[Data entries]
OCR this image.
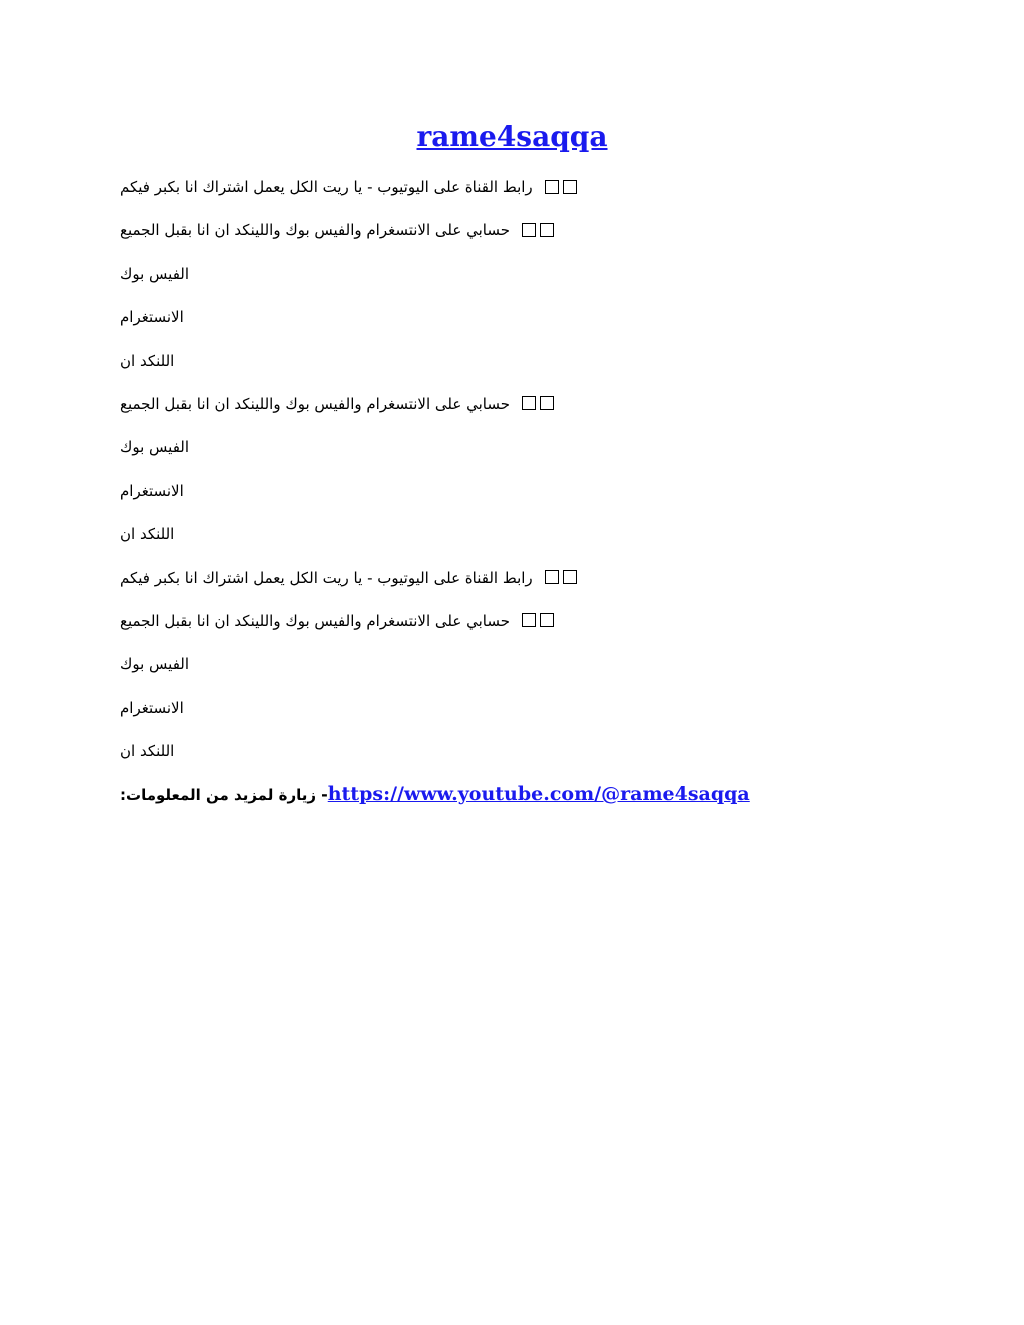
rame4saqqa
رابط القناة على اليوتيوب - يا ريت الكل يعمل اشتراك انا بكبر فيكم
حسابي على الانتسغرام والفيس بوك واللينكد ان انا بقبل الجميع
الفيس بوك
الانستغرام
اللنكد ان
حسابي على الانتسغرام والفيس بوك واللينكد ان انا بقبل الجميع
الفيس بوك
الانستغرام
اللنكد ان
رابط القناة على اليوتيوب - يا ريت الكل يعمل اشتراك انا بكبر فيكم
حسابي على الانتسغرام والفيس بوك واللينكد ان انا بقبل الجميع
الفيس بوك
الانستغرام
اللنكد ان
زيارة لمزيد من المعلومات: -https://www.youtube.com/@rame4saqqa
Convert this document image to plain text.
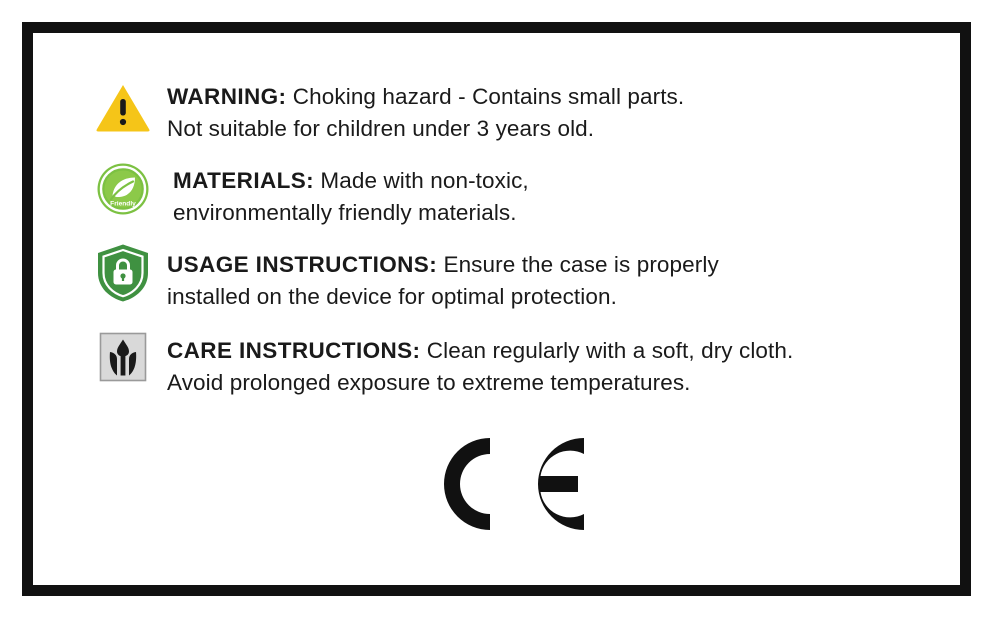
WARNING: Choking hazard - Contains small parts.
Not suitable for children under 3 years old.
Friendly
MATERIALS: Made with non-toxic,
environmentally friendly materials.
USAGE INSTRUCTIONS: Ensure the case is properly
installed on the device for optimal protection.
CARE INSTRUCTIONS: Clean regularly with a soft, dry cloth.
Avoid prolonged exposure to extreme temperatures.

** INSTRUCTION **
Repeat the lines from the line containing "Convert this document image to plain text." through the end of the material above exactly, with no pictures and nothing else.

** TASK ANSWER **
Convert this document image to plain text.
WARNING: Choking hazard - Contains small parts.
Not suitable for children under 3 years old.
Friendly
MATERIALS: Made with non-toxic,
environmentally friendly materials.
USAGE INSTRUCTIONS: Ensure the case is properly
installed on the device for optimal protection.
CARE INSTRUCTIONS: Clean regularly with a soft, dry cloth.
Avoid prolonged exposure to extreme temperatures.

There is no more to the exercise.